◆ Extracted information:
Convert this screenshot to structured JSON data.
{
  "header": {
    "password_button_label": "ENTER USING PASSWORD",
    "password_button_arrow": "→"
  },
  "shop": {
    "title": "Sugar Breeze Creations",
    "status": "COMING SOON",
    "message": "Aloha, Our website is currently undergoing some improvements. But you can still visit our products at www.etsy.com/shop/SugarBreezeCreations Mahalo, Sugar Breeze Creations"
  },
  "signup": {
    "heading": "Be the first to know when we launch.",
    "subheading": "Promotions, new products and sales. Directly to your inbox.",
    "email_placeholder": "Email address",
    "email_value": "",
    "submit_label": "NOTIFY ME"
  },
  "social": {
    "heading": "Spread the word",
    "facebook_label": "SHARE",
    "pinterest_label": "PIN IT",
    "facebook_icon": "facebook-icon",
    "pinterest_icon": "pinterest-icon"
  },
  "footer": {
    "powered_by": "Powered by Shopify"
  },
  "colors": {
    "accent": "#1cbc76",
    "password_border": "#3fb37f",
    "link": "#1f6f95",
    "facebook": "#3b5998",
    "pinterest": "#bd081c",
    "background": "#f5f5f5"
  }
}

◆ Task details: Repeat every entry exactly, please.

◆ Completed exercise:
Convert this screenshot to structured JSON data.
{
  "header": {
    "password_button_label": "ENTER USING PASSWORD",
    "password_button_arrow": "→"
  },
  "shop": {
    "title": "Sugar Breeze Creations",
    "status": "COMING SOON",
    "message": "Aloha, Our website is currently undergoing some improvements. But you can still visit our products at www.etsy.com/shop/SugarBreezeCreations Mahalo, Sugar Breeze Creations"
  },
  "signup": {
    "heading": "Be the first to know when we launch.",
    "subheading": "Promotions, new products and sales. Directly to your inbox.",
    "email_placeholder": "Email address",
    "email_value": "",
    "submit_label": "NOTIFY ME"
  },
  "social": {
    "heading": "Spread the word",
    "facebook_label": "SHARE",
    "pinterest_label": "PIN IT",
    "facebook_icon": "facebook-icon",
    "pinterest_icon": "pinterest-icon"
  },
  "footer": {
    "powered_by": "Powered by Shopify"
  },
  "colors": {
    "accent": "#1cbc76",
    "password_border": "#3fb37f",
    "link": "#1f6f95",
    "facebook": "#3b5998",
    "pinterest": "#bd081c",
    "background": "#f5f5f5"
  }
}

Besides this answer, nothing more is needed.